Description of the task => Copy all lines holding the word "JSON" from the entries.

---

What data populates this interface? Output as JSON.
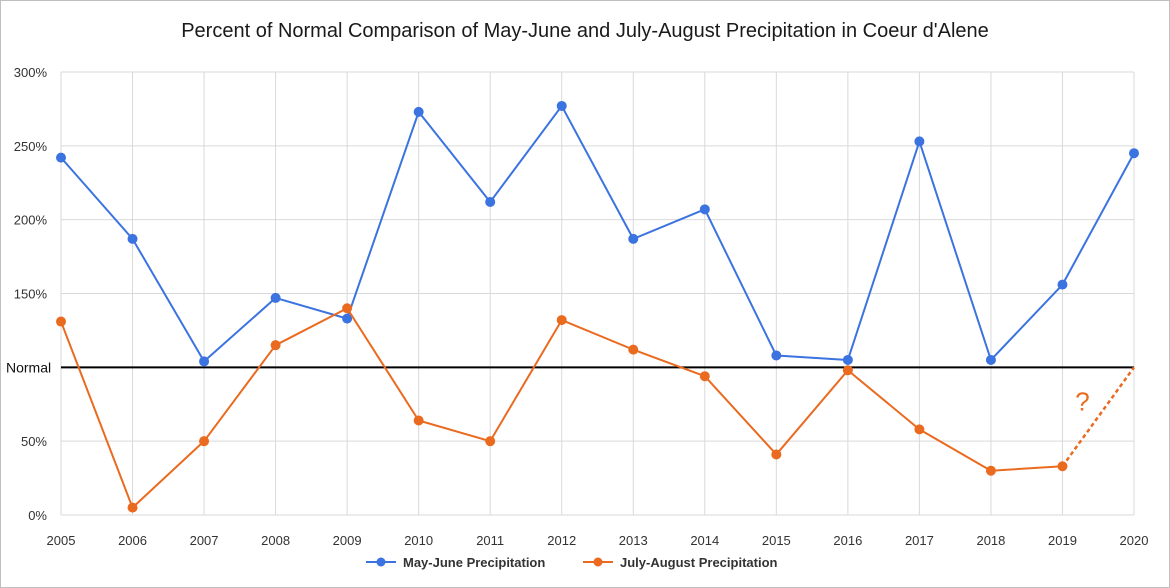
{
  "chart_data": {
    "type": "line",
    "title": "Percent of Normal Comparison of May-June and July-August Precipitation in Coeur d'Alene",
    "x": [
      "2005",
      "2006",
      "2007",
      "2008",
      "2009",
      "2010",
      "2011",
      "2012",
      "2013",
      "2014",
      "2015",
      "2016",
      "2017",
      "2018",
      "2019",
      "2020"
    ],
    "y_ticks": [
      "0%",
      "50%",
      "Normal",
      "150%",
      "200%",
      "250%",
      "300%"
    ],
    "ylim": [
      0,
      300
    ],
    "grid": "vertical and horizontal",
    "legend_position": "bottom",
    "series": [
      {
        "name": "May-June Precipitation",
        "color": "#3b73e0",
        "values": [
          242,
          187,
          104,
          147,
          133,
          273,
          212,
          277,
          187,
          207,
          108,
          105,
          253,
          105,
          156,
          245
        ]
      },
      {
        "name": "July-August Precipitation",
        "color": "#ea6a1f",
        "values": [
          131,
          5,
          50,
          115,
          140,
          64,
          50,
          132,
          112,
          94,
          41,
          98,
          58,
          30,
          33,
          null
        ]
      }
    ],
    "normal_line": {
      "label": "Normal",
      "value": 100,
      "color": "#000000"
    },
    "projection": {
      "from_x": "2019",
      "from_value": 33,
      "to_x": "2020",
      "to_value": 100,
      "annotation": "?"
    }
  }
}
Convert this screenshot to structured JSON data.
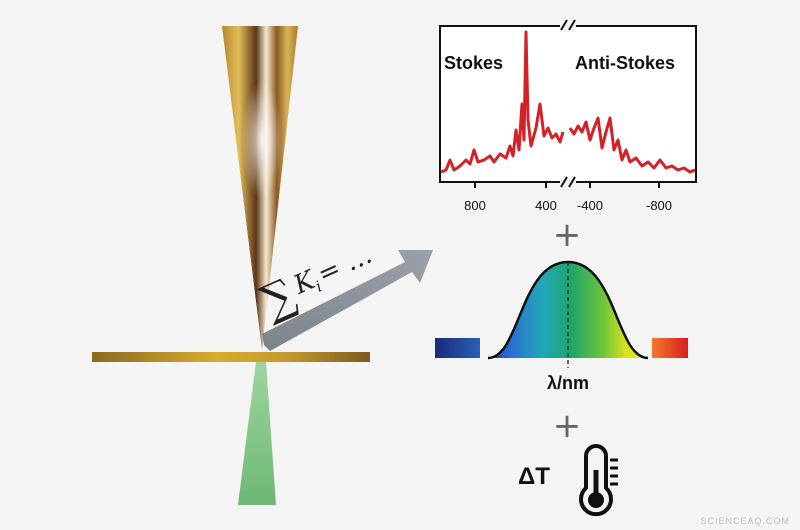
{
  "spectrum": {
    "stokes_label": "Stokes",
    "antistokes_label": "Anti-Stokes",
    "ticks_left": [
      "800",
      "400"
    ],
    "ticks_right": [
      "-400",
      "-800"
    ]
  },
  "formula": {
    "sum": "∑",
    "body": "K",
    "sub": "i",
    "rest": " = …"
  },
  "plus_1": "+",
  "plus_2": "+",
  "gaussian": {
    "axis_label": "λ/nm"
  },
  "temperature": {
    "label": "ΔT",
    "icon": "thermometer-icon"
  },
  "watermark": "SCIENCEAQ.COM",
  "colors": {
    "tip_gold": "#c8a040",
    "tip_dark": "#5a3416",
    "substrate": "#b98a2c",
    "laser_green": "#79c07e",
    "spectrum_red": "#d42027",
    "arrow_gray": "#8a9096",
    "curve_outline": "#111111"
  }
}
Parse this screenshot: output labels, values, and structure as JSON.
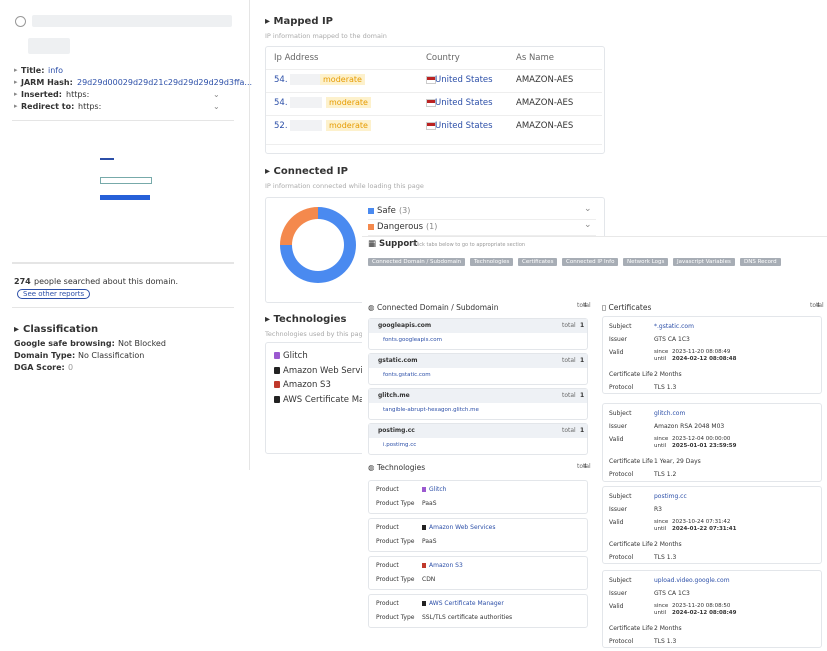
{
  "sidebar": {
    "fields": [
      {
        "label": "Title:",
        "value": "info"
      },
      {
        "label": "JARM Hash:",
        "value": "29d29d00029d29d21c29d29d29d29d3ffa..."
      },
      {
        "label": "Inserted:",
        "value": "https:"
      },
      {
        "label": "Redirect to:",
        "value": "https:"
      }
    ],
    "searched": {
      "count": 274,
      "text": "people searched about this domain.",
      "link": "See other reports"
    },
    "classification": {
      "title": "Classification",
      "rows": [
        {
          "label": "Google safe browsing:",
          "value": "Not Blocked"
        },
        {
          "label": "Domain Type:",
          "value": "No Classification"
        },
        {
          "label": "DGA Score:",
          "value": 0
        }
      ]
    }
  },
  "mapped_ip": {
    "title": "Mapped IP",
    "subtitle": "IP information mapped to the domain",
    "headers": [
      "Ip Address",
      "Country",
      "As Name"
    ],
    "rows": [
      {
        "ip": "54.",
        "badge": "moderate",
        "country": "United States",
        "as_name": "AMAZON-AES"
      },
      {
        "ip": "54.",
        "badge": "moderate",
        "country": "United States",
        "as_name": "AMAZON-AES"
      },
      {
        "ip": "52.",
        "badge": "moderate",
        "country": "United States",
        "as_name": "AMAZON-AES"
      }
    ]
  },
  "connected_ip": {
    "title": "Connected IP",
    "subtitle": "IP information connected while loading this page",
    "chart_data": {
      "type": "donut",
      "categories": [
        "Safe",
        "Dangerous"
      ],
      "values": [
        3,
        1
      ],
      "value_labels": [
        "(3)",
        "(1)"
      ],
      "colors": [
        "#4a8af0",
        "#f4894d"
      ]
    }
  },
  "technologies_left": {
    "title": "Technologies",
    "subtitle": "Technologies used by this page",
    "items": [
      "Glitch",
      "Amazon Web Services",
      "Amazon S3",
      "AWS Certificate Manager"
    ]
  },
  "support": {
    "title": "Support",
    "hint": "Click tabs below to go to appropriate section",
    "tabs": [
      "Connected Domain / Subdomain",
      "Technologies",
      "Certificates",
      "Connected IP Info",
      "Network Logs",
      "Javascript Variables",
      "DNS Record"
    ]
  },
  "total_label": "total",
  "connected_domains": {
    "title": "Connected Domain / Subdomain",
    "total": 4,
    "groups": [
      {
        "domain": "googleapis.com",
        "total": 1,
        "children": [
          "fonts.googleapis.com"
        ]
      },
      {
        "domain": "gstatic.com",
        "total": 1,
        "children": [
          "fonts.gstatic.com"
        ]
      },
      {
        "domain": "glitch.me",
        "total": 1,
        "children": [
          "tangible-abrupt-hexagon.glitch.me"
        ]
      },
      {
        "domain": "postimg.cc",
        "total": 1,
        "children": [
          "i.postimg.cc"
        ]
      }
    ]
  },
  "technologies": {
    "title": "Technologies",
    "total": 4,
    "product_label": "Product",
    "type_label": "Product Type",
    "items": [
      {
        "product": "Glitch",
        "type": "PaaS"
      },
      {
        "product": "Amazon Web Services",
        "type": "PaaS"
      },
      {
        "product": "Amazon S3",
        "type": "CDN"
      },
      {
        "product": "AWS Certificate Manager",
        "type": "SSL/TLS certificate authorities"
      }
    ]
  },
  "certificates": {
    "title": "Certificates",
    "total": 4,
    "labels": {
      "subject": "Subject",
      "issuer": "Issuer",
      "valid": "Valid",
      "since": "since",
      "until": "until",
      "life": "Certificate Life",
      "protocol": "Protocol"
    },
    "items": [
      {
        "subject": "*.gstatic.com",
        "issuer": "GTS CA 1C3",
        "since": "2023-11-20 08:08:49",
        "until": "2024-02-12 08:08:48",
        "life": "2 Months",
        "protocol": "TLS 1.3"
      },
      {
        "subject": "glitch.com",
        "issuer": "Amazon RSA 2048 M03",
        "since": "2023-12-04 00:00:00",
        "until": "2025-01-01 23:59:59",
        "life": "1 Year, 29 Days",
        "protocol": "TLS 1.2"
      },
      {
        "subject": "postimg.cc",
        "issuer": "R3",
        "since": "2023-10-24 07:31:42",
        "until": "2024-01-22 07:31:41",
        "life": "2 Months",
        "protocol": "TLS 1.3"
      },
      {
        "subject": "upload.video.google.com",
        "issuer": "GTS CA 1C3",
        "since": "2023-11-20 08:08:50",
        "until": "2024-02-12 08:08:49",
        "life": "2 Months",
        "protocol": "TLS 1.3"
      }
    ]
  }
}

---

Answer to this problem =>
What data populates this interface? Output as JSON.
Convert this screenshot to structured JSON data.
Parse this screenshot: output labels, values, and structure as JSON.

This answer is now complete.